====== LISTED ENTRIES ======

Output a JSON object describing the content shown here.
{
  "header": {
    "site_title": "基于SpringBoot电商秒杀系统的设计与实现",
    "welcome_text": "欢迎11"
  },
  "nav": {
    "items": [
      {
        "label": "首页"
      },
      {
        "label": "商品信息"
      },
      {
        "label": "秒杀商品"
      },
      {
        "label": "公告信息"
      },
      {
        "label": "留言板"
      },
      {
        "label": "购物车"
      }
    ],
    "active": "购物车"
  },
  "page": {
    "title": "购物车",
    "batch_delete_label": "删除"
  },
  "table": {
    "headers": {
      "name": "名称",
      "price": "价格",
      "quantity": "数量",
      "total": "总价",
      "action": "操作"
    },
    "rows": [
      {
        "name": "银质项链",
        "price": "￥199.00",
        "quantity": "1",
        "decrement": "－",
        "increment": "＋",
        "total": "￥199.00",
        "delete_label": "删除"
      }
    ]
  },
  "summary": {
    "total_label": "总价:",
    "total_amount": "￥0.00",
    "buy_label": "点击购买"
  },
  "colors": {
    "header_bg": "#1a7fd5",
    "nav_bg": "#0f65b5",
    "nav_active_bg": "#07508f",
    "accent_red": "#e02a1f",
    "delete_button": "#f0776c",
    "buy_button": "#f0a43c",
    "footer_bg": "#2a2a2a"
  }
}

======

▶ _WHAT YOU ARE ASKED TO DO_: Reproduce the material in full, with no word added or dropped.

▶ _SOLUTION TO THIS EXERCISE_:
Output a JSON object describing the content shown here.
{
  "header": {
    "site_title": "基于SpringBoot电商秒杀系统的设计与实现",
    "welcome_text": "欢迎11"
  },
  "nav": {
    "items": [
      {
        "label": "首页"
      },
      {
        "label": "商品信息"
      },
      {
        "label": "秒杀商品"
      },
      {
        "label": "公告信息"
      },
      {
        "label": "留言板"
      },
      {
        "label": "购物车"
      }
    ],
    "active": "购物车"
  },
  "page": {
    "title": "购物车",
    "batch_delete_label": "删除"
  },
  "table": {
    "headers": {
      "name": "名称",
      "price": "价格",
      "quantity": "数量",
      "total": "总价",
      "action": "操作"
    },
    "rows": [
      {
        "name": "银质项链",
        "price": "￥199.00",
        "quantity": "1",
        "decrement": "－",
        "increment": "＋",
        "total": "￥199.00",
        "delete_label": "删除"
      }
    ]
  },
  "summary": {
    "total_label": "总价:",
    "total_amount": "￥0.00",
    "buy_label": "点击购买"
  },
  "colors": {
    "header_bg": "#1a7fd5",
    "nav_bg": "#0f65b5",
    "nav_active_bg": "#07508f",
    "accent_red": "#e02a1f",
    "delete_button": "#f0776c",
    "buy_button": "#f0a43c",
    "footer_bg": "#2a2a2a"
  }
}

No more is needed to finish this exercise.